EXERCISE: A complete answer includes every line below with the word "background".
--- DATA FOR ANALYSIS ---
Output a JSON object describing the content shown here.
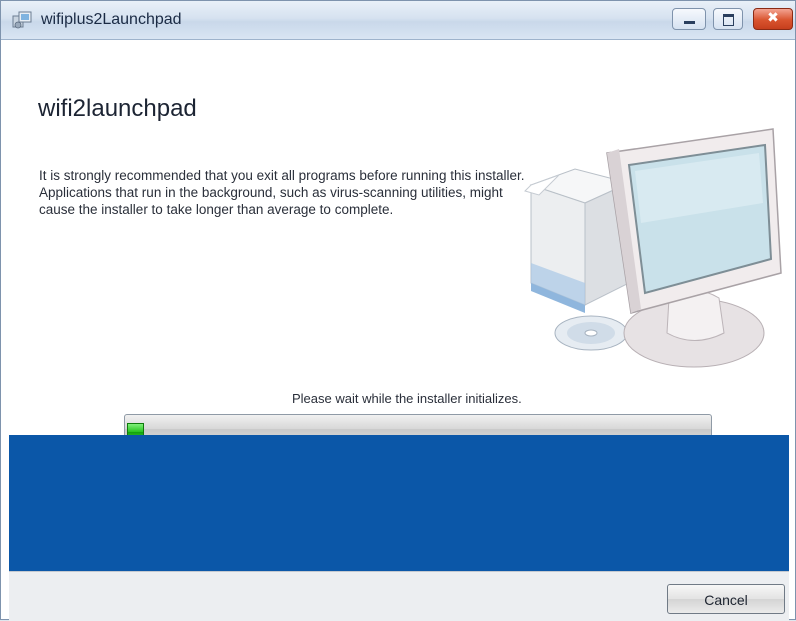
{
  "window": {
    "title": "wifiplus2Launchpad"
  },
  "main": {
    "heading": "wifi2launchpad",
    "description": "It is strongly recommended that you exit all programs before running this installer. Applications that run in the background, such as virus-scanning utilities, might cause the installer to take longer than average to complete.",
    "status": "Please wait while the installer initializes.",
    "progress_fraction": 0.03
  },
  "footer": {
    "cancel_label": "Cancel"
  },
  "colors": {
    "banner": "#0b57a8",
    "progress_fill": "#27c41f"
  },
  "icons": {
    "app": "installer-app-icon",
    "illustration": "computer-with-box-and-disc"
  }
}
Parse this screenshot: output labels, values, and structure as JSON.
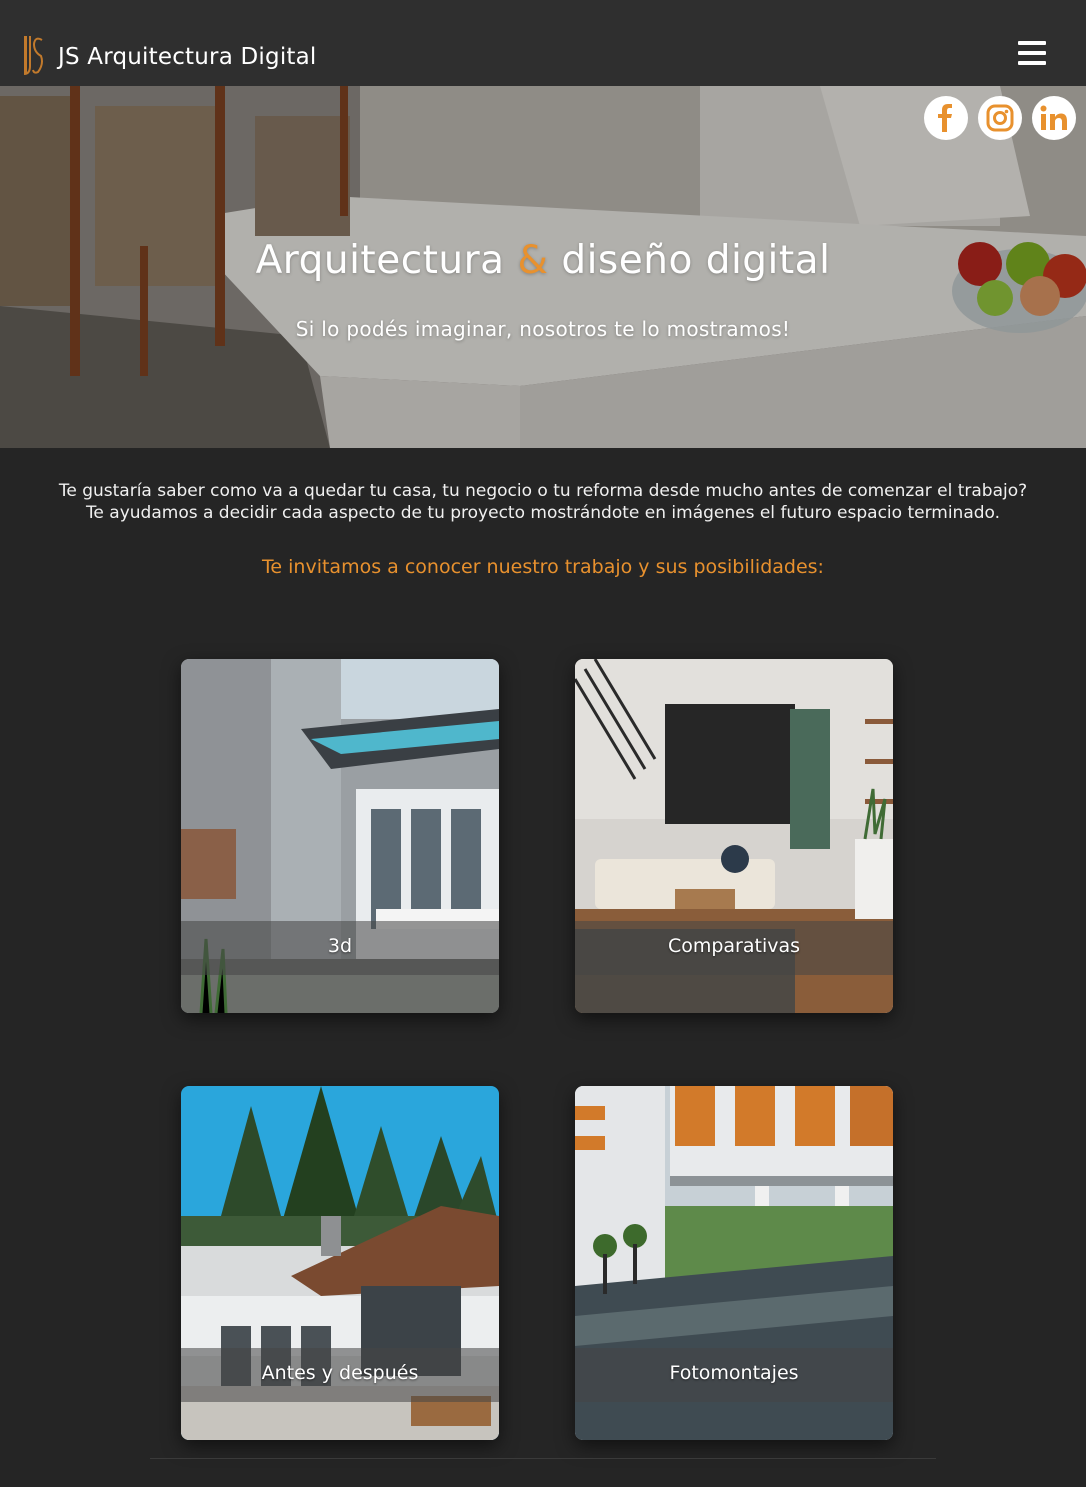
{
  "header": {
    "brand": "JS Arquitectura Digital",
    "logo_icon": "js-monogram-logo",
    "menu_icon": "hamburger-menu-icon"
  },
  "colors": {
    "accent": "#e8912e",
    "background": "#252525",
    "header_bg": "#2f2f2f"
  },
  "hero": {
    "title_part1": "Arquitectura",
    "title_amp": "&",
    "title_part2": "diseño digital",
    "subtitle": "Si lo podés imaginar, nosotros te lo mostramos!"
  },
  "social": [
    {
      "name": "facebook",
      "icon": "facebook-icon"
    },
    {
      "name": "instagram",
      "icon": "instagram-icon"
    },
    {
      "name": "linkedin",
      "icon": "linkedin-icon"
    }
  ],
  "intro": {
    "line1": "Te gustaría saber como va a quedar tu casa, tu negocio o tu reforma desde mucho antes de comenzar el trabajo?",
    "line2": "Te ayudamos a decidir cada aspecto de tu proyecto mostrándote en imágenes el futuro espacio terminado.",
    "invite": "Te invitamos a conocer nuestro trabajo y sus posibilidades:"
  },
  "cards": [
    {
      "label": "3d"
    },
    {
      "label": "Comparativas"
    },
    {
      "label": "Antes y después"
    },
    {
      "label": "Fotomontajes"
    }
  ]
}
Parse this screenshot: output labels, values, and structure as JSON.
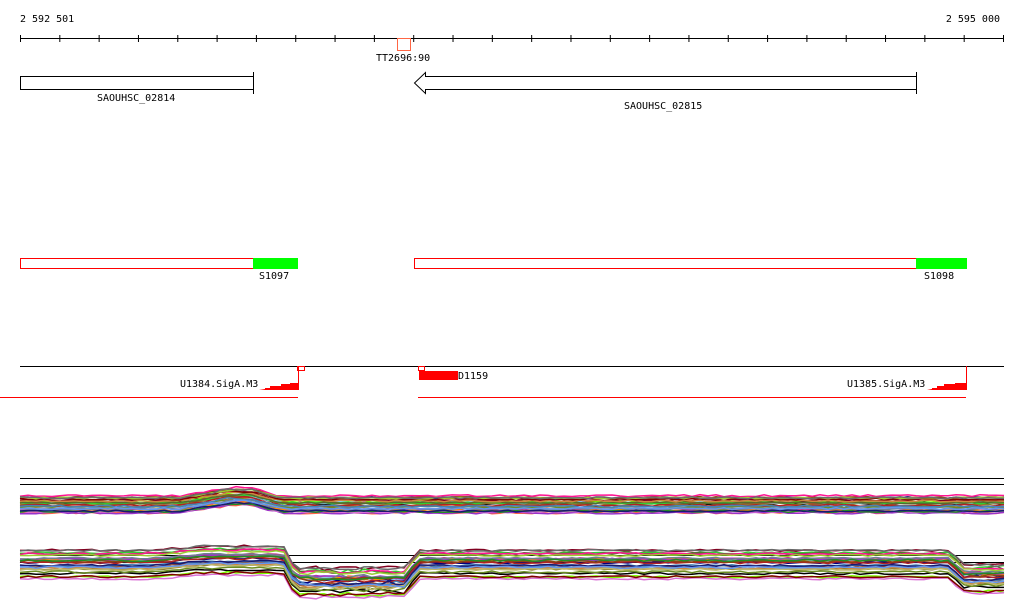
{
  "ruler": {
    "start_label": "2 592 501",
    "end_label": "2 595 000",
    "tick_count": 26
  },
  "terminator": {
    "label": "TT2696:90",
    "color": "#ff6644"
  },
  "genes": [
    {
      "label": "SAOUHSC_02814",
      "strand": "+"
    },
    {
      "label": "SAOUHSC_02815",
      "strand": "-"
    }
  ],
  "segments": [
    {
      "label": "S1097",
      "color": "#ff0000",
      "accent": "#00ff00"
    },
    {
      "label": "S1098",
      "color": "#ff0000",
      "accent": "#00ff00"
    }
  ],
  "promoters": [
    {
      "label": "U1384.SigA.M3"
    },
    {
      "label": "U1385.SigA.M3"
    },
    {
      "label": "D1159"
    }
  ],
  "expression_colors": [
    "#000000",
    "#8b7d2b",
    "#c0398f",
    "#ff6347",
    "#d2691e",
    "#7cfc00",
    "#9ab0d0",
    "#800020",
    "#6b8e23",
    "#87cefa",
    "#000080",
    "#a0522d",
    "#ff8c00",
    "#9932cc",
    "#32cd32",
    "#708090",
    "#b22222",
    "#556b2f",
    "#da70d6",
    "#4682b4",
    "#8b4513",
    "#ff1493",
    "#228b22",
    "#cd853f",
    "#191970",
    "#bdb76b",
    "#6495ed",
    "#800000",
    "#9acd32",
    "#696969"
  ]
}
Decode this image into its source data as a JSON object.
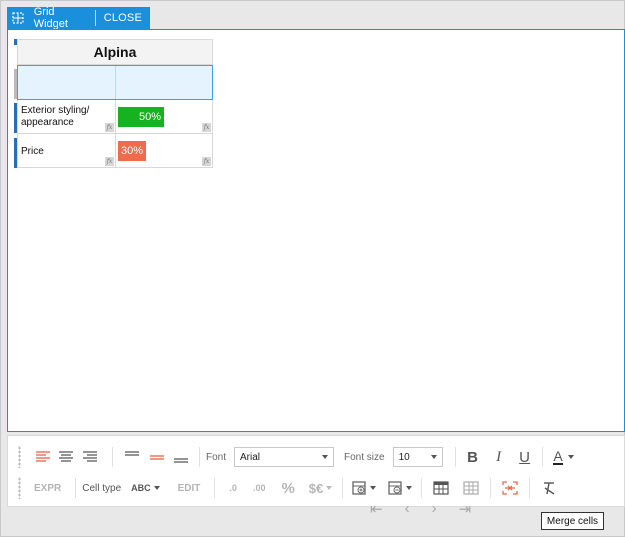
{
  "header": {
    "title": "Grid Widget",
    "close_label": "CLOSE",
    "accent": "#1a8fdc"
  },
  "grid": {
    "title": "Alpina",
    "rows": [
      {
        "label": "",
        "value": "",
        "selected": true
      },
      {
        "label": "Exterior styling/ appearance",
        "value": "50%",
        "bar_fraction": 0.5,
        "bar_color": "#16b21f"
      },
      {
        "label": "Price",
        "value": "30%",
        "bar_fraction": 0.3,
        "bar_color": "#ee6b4c"
      }
    ],
    "formula_icon": "fx"
  },
  "toolbar": {
    "font_label": "Font",
    "font_value": "Arial",
    "font_size_label": "Font size",
    "font_size_value": "10",
    "bold": "B",
    "italic": "I",
    "underline": "U",
    "font_color_glyph": "A",
    "expr_label": "EXPR",
    "cell_type_label": "Cell type",
    "cell_type_value": "ABC",
    "edit_label": "EDIT",
    "percent": "%",
    "currency": "$€",
    "decimal_decrease": ".0",
    "decimal_increase": ".00"
  },
  "tooltip": {
    "text": "Merge cells"
  },
  "icons": {
    "grid": "grid-widget-icon",
    "align_left": "align-left-icon",
    "align_center": "align-center-icon",
    "align_right": "align-right-icon",
    "valign_top": "valign-top-icon",
    "valign_middle": "valign-middle-icon",
    "valign_bottom": "valign-bottom-icon",
    "merge": "merge-cells-icon",
    "clear_format": "clear-format-icon"
  }
}
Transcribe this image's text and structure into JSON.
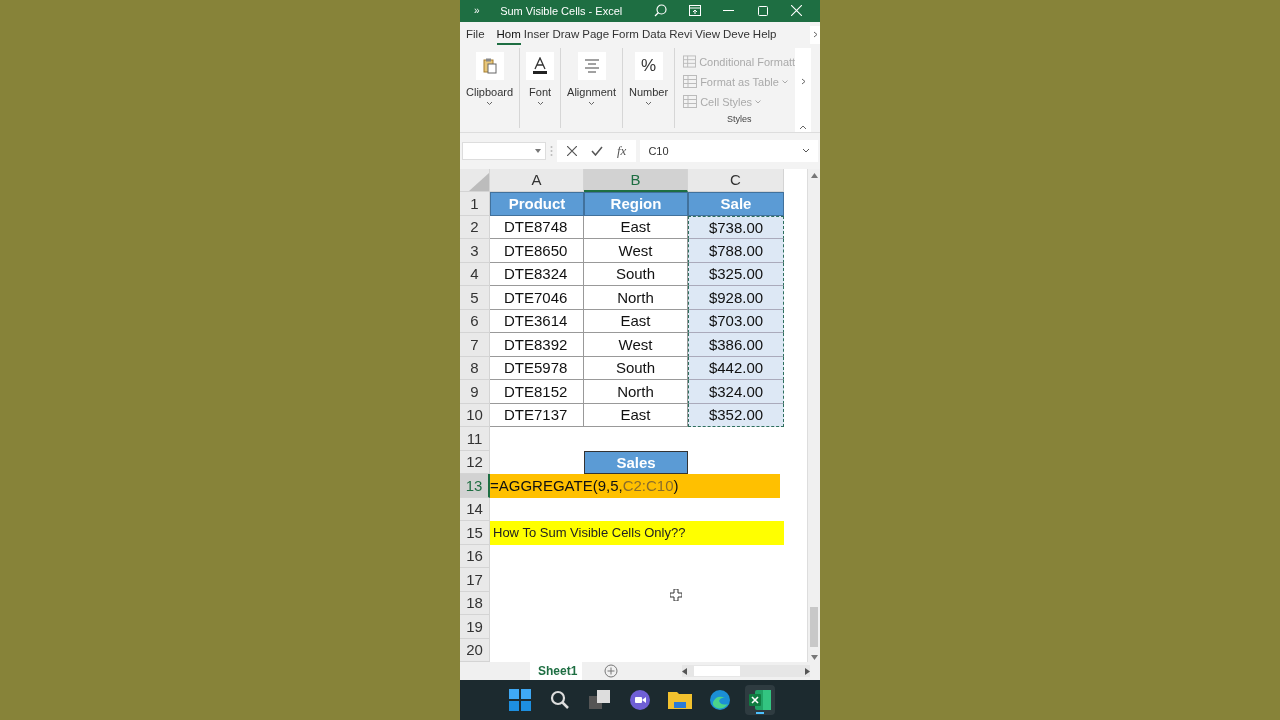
{
  "window": {
    "quick_access": "»",
    "title": "Sum Visible Cells  -  Excel"
  },
  "ribbon": {
    "tabs": [
      {
        "label": "File",
        "selected": false
      },
      {
        "label": "Hom",
        "selected": true
      },
      {
        "label": "Inser",
        "selected": false
      },
      {
        "label": "Draw",
        "selected": false
      },
      {
        "label": "Page",
        "selected": false
      },
      {
        "label": "Form",
        "selected": false
      },
      {
        "label": "Data",
        "selected": false
      },
      {
        "label": "Revi",
        "selected": false
      },
      {
        "label": "View",
        "selected": false
      },
      {
        "label": "Deve",
        "selected": false
      },
      {
        "label": "Help",
        "selected": false
      }
    ],
    "groups": [
      {
        "label": "Clipboard",
        "kind": "clipboard"
      },
      {
        "label": "Font",
        "kind": "font"
      },
      {
        "label": "Alignment",
        "kind": "alignment"
      },
      {
        "label": "Number",
        "kind": "number",
        "glyph": "%"
      }
    ],
    "styles": {
      "label": "Styles",
      "items": [
        {
          "label": "Conditional Formatt",
          "disabled": true,
          "dropdown": false
        },
        {
          "label": "Format as Table",
          "disabled": true,
          "dropdown": true
        },
        {
          "label": "Cell Styles",
          "disabled": true,
          "dropdown": true
        }
      ]
    }
  },
  "formula_bar": {
    "fx": "fx",
    "value": "C10"
  },
  "grid": {
    "columns": [
      {
        "label": "A",
        "selected": false,
        "copied": false
      },
      {
        "label": "B",
        "selected": true,
        "copied": false
      },
      {
        "label": "C",
        "selected": false,
        "copied": true
      }
    ],
    "rows": [
      {
        "number": "1",
        "selected": false,
        "kind": "header",
        "cells": [
          "Product",
          "Region",
          "Sale"
        ]
      },
      {
        "number": "2",
        "selected": false,
        "kind": "data",
        "cells": [
          "DTE8748",
          "East",
          "$738.00"
        ]
      },
      {
        "number": "3",
        "selected": false,
        "kind": "data",
        "cells": [
          "DTE8650",
          "West",
          "$788.00"
        ]
      },
      {
        "number": "4",
        "selected": false,
        "kind": "data",
        "cells": [
          "DTE8324",
          "South",
          "$325.00"
        ]
      },
      {
        "number": "5",
        "selected": false,
        "kind": "data",
        "cells": [
          "DTE7046",
          "North",
          "$928.00"
        ]
      },
      {
        "number": "6",
        "selected": false,
        "kind": "data",
        "cells": [
          "DTE3614",
          "East",
          "$703.00"
        ]
      },
      {
        "number": "7",
        "selected": false,
        "kind": "data",
        "cells": [
          "DTE8392",
          "West",
          "$386.00"
        ]
      },
      {
        "number": "8",
        "selected": false,
        "kind": "data",
        "cells": [
          "DTE5978",
          "South",
          "$442.00"
        ]
      },
      {
        "number": "9",
        "selected": false,
        "kind": "data",
        "cells": [
          "DTE8152",
          "North",
          "$324.00"
        ]
      },
      {
        "number": "10",
        "selected": false,
        "kind": "data",
        "cells": [
          "DTE7137",
          "East",
          "$352.00"
        ]
      },
      {
        "number": "11",
        "selected": false,
        "kind": "empty"
      },
      {
        "number": "12",
        "selected": false,
        "kind": "label",
        "text": "Sales"
      },
      {
        "number": "13",
        "selected": true,
        "kind": "formula",
        "parts": [
          {
            "text": "=AGGREGATE(9,5,",
            "kind": "plain"
          },
          {
            "text": "C2:C10",
            "kind": "reference"
          },
          {
            "text": ")",
            "kind": "plain"
          }
        ]
      },
      {
        "number": "14",
        "selected": false,
        "kind": "empty"
      },
      {
        "number": "15",
        "selected": false,
        "kind": "note",
        "text": "How To Sum Visible Cells Only??"
      },
      {
        "number": "16",
        "selected": false,
        "kind": "empty"
      },
      {
        "number": "17",
        "selected": false,
        "kind": "empty"
      },
      {
        "number": "18",
        "selected": false,
        "kind": "empty"
      },
      {
        "number": "19",
        "selected": false,
        "kind": "empty"
      },
      {
        "number": "20",
        "selected": false,
        "kind": "empty"
      }
    ]
  },
  "sheets": [
    {
      "label": "Sheet1",
      "selected": true
    }
  ],
  "taskbar": [
    {
      "kind": "start",
      "active": false
    },
    {
      "kind": "search",
      "active": false
    },
    {
      "kind": "taskview",
      "active": false
    },
    {
      "kind": "chat",
      "active": false
    },
    {
      "kind": "explorer",
      "active": false
    },
    {
      "kind": "edge",
      "active": false
    },
    {
      "kind": "excel",
      "active": true
    }
  ]
}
---
YOUR RESPONSE:
    "description": "It is strongly recommended that you exit all programs before running this installer. Applications that run in the background, such as virus-scanning utilities, might cause the installer to take longer than average to complete.",
    "background": "#252525",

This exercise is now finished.